**Exercise**:
Reproduce the material below, substituting "member-row" for every occurrence of "voice-user" and leaving everything else untouched.

**Records for processing**:
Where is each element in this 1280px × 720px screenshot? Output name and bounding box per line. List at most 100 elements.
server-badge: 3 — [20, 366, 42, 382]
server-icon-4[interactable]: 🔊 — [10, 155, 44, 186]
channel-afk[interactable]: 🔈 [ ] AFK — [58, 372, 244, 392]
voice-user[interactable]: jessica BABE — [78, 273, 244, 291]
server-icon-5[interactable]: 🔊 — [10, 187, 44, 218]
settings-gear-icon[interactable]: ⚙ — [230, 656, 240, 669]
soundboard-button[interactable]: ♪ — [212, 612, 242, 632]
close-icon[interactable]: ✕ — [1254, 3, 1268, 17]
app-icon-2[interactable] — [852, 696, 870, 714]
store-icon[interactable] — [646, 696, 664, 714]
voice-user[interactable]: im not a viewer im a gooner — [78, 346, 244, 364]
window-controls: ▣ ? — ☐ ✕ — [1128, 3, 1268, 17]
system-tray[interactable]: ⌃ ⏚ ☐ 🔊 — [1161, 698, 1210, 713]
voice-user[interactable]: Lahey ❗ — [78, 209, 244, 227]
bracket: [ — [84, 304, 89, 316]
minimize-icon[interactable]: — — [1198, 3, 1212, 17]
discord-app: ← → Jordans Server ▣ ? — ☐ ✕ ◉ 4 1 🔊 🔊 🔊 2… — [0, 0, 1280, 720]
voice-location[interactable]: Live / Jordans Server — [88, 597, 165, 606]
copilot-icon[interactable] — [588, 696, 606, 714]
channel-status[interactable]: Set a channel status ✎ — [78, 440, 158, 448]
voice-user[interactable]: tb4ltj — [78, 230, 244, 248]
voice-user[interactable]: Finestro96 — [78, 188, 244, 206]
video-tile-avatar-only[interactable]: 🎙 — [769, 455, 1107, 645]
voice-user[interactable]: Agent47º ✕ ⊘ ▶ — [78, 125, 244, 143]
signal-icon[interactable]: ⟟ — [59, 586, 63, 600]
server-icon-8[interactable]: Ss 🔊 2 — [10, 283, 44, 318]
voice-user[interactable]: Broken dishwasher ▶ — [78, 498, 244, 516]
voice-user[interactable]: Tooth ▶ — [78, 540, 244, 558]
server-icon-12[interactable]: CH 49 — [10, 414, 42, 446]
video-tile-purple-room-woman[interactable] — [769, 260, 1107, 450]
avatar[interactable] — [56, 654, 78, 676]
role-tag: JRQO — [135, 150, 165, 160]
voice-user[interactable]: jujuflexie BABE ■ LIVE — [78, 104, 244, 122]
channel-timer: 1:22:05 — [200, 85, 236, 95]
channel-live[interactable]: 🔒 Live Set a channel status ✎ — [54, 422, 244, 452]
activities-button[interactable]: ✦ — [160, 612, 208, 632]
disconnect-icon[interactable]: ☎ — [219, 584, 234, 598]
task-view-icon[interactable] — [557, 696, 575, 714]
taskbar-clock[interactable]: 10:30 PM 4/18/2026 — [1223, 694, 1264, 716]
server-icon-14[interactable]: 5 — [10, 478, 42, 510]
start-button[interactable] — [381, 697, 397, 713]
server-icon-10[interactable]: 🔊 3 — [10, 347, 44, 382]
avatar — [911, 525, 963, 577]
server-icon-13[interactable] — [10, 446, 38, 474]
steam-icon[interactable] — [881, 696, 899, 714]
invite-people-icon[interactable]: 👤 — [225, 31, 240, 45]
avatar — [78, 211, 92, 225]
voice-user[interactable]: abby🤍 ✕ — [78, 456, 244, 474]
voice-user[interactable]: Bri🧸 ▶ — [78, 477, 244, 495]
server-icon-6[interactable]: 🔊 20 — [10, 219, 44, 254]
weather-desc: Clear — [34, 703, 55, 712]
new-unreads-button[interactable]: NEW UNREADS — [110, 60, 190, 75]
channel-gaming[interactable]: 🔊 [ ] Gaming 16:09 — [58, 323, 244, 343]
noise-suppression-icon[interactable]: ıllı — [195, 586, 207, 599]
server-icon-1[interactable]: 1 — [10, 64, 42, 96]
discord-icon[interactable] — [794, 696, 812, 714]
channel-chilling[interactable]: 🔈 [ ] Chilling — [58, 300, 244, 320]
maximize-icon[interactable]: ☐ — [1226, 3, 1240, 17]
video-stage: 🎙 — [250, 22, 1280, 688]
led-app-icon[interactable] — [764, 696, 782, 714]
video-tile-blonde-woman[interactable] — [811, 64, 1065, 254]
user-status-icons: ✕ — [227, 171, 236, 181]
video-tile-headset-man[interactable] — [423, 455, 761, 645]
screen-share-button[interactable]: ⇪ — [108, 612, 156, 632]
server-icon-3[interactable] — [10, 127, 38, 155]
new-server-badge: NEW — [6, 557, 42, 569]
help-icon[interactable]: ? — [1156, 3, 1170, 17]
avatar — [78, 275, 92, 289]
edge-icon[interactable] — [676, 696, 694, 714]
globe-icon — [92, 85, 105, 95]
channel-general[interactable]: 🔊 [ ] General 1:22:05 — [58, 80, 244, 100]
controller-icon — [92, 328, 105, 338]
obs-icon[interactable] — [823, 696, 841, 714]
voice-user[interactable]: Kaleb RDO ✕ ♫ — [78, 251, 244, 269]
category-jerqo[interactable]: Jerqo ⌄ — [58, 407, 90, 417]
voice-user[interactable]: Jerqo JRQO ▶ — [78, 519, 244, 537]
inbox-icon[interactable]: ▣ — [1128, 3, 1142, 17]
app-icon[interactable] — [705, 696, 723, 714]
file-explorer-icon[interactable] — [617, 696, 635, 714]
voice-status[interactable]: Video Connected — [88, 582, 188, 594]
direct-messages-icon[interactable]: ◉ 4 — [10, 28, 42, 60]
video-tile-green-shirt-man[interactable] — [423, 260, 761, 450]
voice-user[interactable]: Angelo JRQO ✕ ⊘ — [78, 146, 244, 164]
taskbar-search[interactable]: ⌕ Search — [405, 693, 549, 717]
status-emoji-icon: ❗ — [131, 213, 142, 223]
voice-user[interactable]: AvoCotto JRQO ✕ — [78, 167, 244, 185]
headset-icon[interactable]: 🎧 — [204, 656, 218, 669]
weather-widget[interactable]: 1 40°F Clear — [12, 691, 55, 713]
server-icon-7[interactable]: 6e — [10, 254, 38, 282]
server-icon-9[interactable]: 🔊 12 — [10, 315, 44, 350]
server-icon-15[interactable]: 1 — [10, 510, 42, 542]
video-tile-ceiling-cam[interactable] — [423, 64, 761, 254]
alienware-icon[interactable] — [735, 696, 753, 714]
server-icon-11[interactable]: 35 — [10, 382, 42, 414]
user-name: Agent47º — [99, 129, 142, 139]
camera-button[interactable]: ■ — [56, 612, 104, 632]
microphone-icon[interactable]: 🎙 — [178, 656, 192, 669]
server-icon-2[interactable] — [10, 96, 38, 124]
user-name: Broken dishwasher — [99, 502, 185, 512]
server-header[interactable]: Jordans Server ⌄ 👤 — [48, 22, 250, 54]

**Response for this exercise**:
Where is each element in this 1280px × 720px screenshot? Output name and bounding box per line. List at most 100 elements.
server-badge: 3 — [20, 366, 42, 382]
server-icon-4[interactable]: 🔊 — [10, 155, 44, 186]
channel-afk[interactable]: 🔈 [ ] AFK — [58, 372, 244, 392]
member-row[interactable]: jessica BABE — [78, 273, 244, 291]
server-icon-5[interactable]: 🔊 — [10, 187, 44, 218]
settings-gear-icon[interactable]: ⚙ — [230, 656, 240, 669]
soundboard-button[interactable]: ♪ — [212, 612, 242, 632]
close-icon[interactable]: ✕ — [1254, 3, 1268, 17]
app-icon-2[interactable] — [852, 696, 870, 714]
store-icon[interactable] — [646, 696, 664, 714]
member-row[interactable]: im not a viewer im a gooner — [78, 346, 244, 364]
window-controls: ▣ ? — ☐ ✕ — [1128, 3, 1268, 17]
system-tray[interactable]: ⌃ ⏚ ☐ 🔊 — [1161, 698, 1210, 713]
member-row[interactable]: Lahey ❗ — [78, 209, 244, 227]
bracket: [ — [84, 304, 89, 316]
minimize-icon[interactable]: — — [1198, 3, 1212, 17]
discord-app: ← → Jordans Server ▣ ? — ☐ ✕ ◉ 4 1 🔊 🔊 🔊 2… — [0, 0, 1280, 720]
voice-location[interactable]: Live / Jordans Server — [88, 597, 165, 606]
copilot-icon[interactable] — [588, 696, 606, 714]
channel-status[interactable]: Set a channel status ✎ — [78, 440, 158, 448]
member-row[interactable]: tb4ltj — [78, 230, 244, 248]
member-row[interactable]: Finestro96 — [78, 188, 244, 206]
video-tile-avatar-only[interactable]: 🎙 — [769, 455, 1107, 645]
member-row[interactable]: Agent47º ✕ ⊘ ▶ — [78, 125, 244, 143]
signal-icon[interactable]: ⟟ — [59, 586, 63, 600]
server-icon-8[interactable]: Ss 🔊 2 — [10, 283, 44, 318]
member-row[interactable]: Broken dishwasher ▶ — [78, 498, 244, 516]
member-row[interactable]: Tooth ▶ — [78, 540, 244, 558]
server-icon-12[interactable]: CH 49 — [10, 414, 42, 446]
video-tile-purple-room-woman[interactable] — [769, 260, 1107, 450]
avatar[interactable] — [56, 654, 78, 676]
role-tag: JRQO — [135, 150, 165, 160]
member-row[interactable]: jujuflexie BABE ■ LIVE — [78, 104, 244, 122]
channel-timer: 1:22:05 — [200, 85, 236, 95]
channel-live[interactable]: 🔒 Live Set a channel status ✎ — [54, 422, 244, 452]
activities-button[interactable]: ✦ — [160, 612, 208, 632]
disconnect-icon[interactable]: ☎ — [219, 584, 234, 598]
task-view-icon[interactable] — [557, 696, 575, 714]
taskbar-clock[interactable]: 10:30 PM 4/18/2026 — [1223, 694, 1264, 716]
server-icon-14[interactable]: 5 — [10, 478, 42, 510]
start-button[interactable] — [381, 697, 397, 713]
server-icon-10[interactable]: 🔊 3 — [10, 347, 44, 382]
avatar — [911, 525, 963, 577]
server-icon-13[interactable] — [10, 446, 38, 474]
steam-icon[interactable] — [881, 696, 899, 714]
invite-people-icon[interactable]: 👤 — [225, 31, 240, 45]
avatar — [78, 211, 92, 225]
member-row[interactable]: abby🤍 ✕ — [78, 456, 244, 474]
member-row[interactable]: Bri🧸 ▶ — [78, 477, 244, 495]
server-icon-6[interactable]: 🔊 20 — [10, 219, 44, 254]
weather-desc: Clear — [34, 703, 55, 712]
new-unreads-button[interactable]: NEW UNREADS — [110, 60, 190, 75]
channel-gaming[interactable]: 🔊 [ ] Gaming 16:09 — [58, 323, 244, 343]
noise-suppression-icon[interactable]: ıllı — [195, 586, 207, 599]
server-icon-1[interactable]: 1 — [10, 64, 42, 96]
discord-icon[interactable] — [794, 696, 812, 714]
channel-chilling[interactable]: 🔈 [ ] Chilling — [58, 300, 244, 320]
maximize-icon[interactable]: ☐ — [1226, 3, 1240, 17]
video-stage: 🎙 — [250, 22, 1280, 688]
led-app-icon[interactable] — [764, 696, 782, 714]
video-tile-blonde-woman[interactable] — [811, 64, 1065, 254]
user-status-icons: ✕ — [227, 171, 236, 181]
video-tile-headset-man[interactable] — [423, 455, 761, 645]
screen-share-button[interactable]: ⇪ — [108, 612, 156, 632]
server-icon-3[interactable] — [10, 127, 38, 155]
new-server-badge: NEW — [6, 557, 42, 569]
help-icon[interactable]: ? — [1156, 3, 1170, 17]
avatar — [78, 275, 92, 289]
edge-icon[interactable] — [676, 696, 694, 714]
globe-icon — [92, 85, 105, 95]
channel-general[interactable]: 🔊 [ ] General 1:22:05 — [58, 80, 244, 100]
controller-icon — [92, 328, 105, 338]
obs-icon[interactable] — [823, 696, 841, 714]
member-row[interactable]: Kaleb RDO ✕ ♫ — [78, 251, 244, 269]
category-jerqo[interactable]: Jerqo ⌄ — [58, 407, 90, 417]
member-row[interactable]: Jerqo JRQO ▶ — [78, 519, 244, 537]
inbox-icon[interactable]: ▣ — [1128, 3, 1142, 17]
app-icon[interactable] — [705, 696, 723, 714]
file-explorer-icon[interactable] — [617, 696, 635, 714]
voice-status[interactable]: Video Connected — [88, 582, 188, 594]
direct-messages-icon[interactable]: ◉ 4 — [10, 28, 42, 60]
video-tile-green-shirt-man[interactable] — [423, 260, 761, 450]
member-row[interactable]: Angelo JRQO ✕ ⊘ — [78, 146, 244, 164]
taskbar-search[interactable]: ⌕ Search — [405, 693, 549, 717]
status-emoji-icon: ❗ — [131, 213, 142, 223]
member-row[interactable]: AvoCotto JRQO ✕ — [78, 167, 244, 185]
headset-icon[interactable]: 🎧 — [204, 656, 218, 669]
weather-widget[interactable]: 1 40°F Clear — [12, 691, 55, 713]
server-icon-7[interactable]: 6e — [10, 254, 38, 282]
server-icon-9[interactable]: 🔊 12 — [10, 315, 44, 350]
server-icon-15[interactable]: 1 — [10, 510, 42, 542]
video-tile-ceiling-cam[interactable] — [423, 64, 761, 254]
alienware-icon[interactable] — [735, 696, 753, 714]
server-icon-11[interactable]: 35 — [10, 382, 42, 414]
user-name: Agent47º — [99, 129, 142, 139]
camera-button[interactable]: ■ — [56, 612, 104, 632]
microphone-icon[interactable]: 🎙 — [178, 656, 192, 669]
server-icon-2[interactable] — [10, 96, 38, 124]
user-name: Broken dishwasher — [99, 502, 185, 512]
server-header[interactable]: Jordans Server ⌄ 👤 — [48, 22, 250, 54]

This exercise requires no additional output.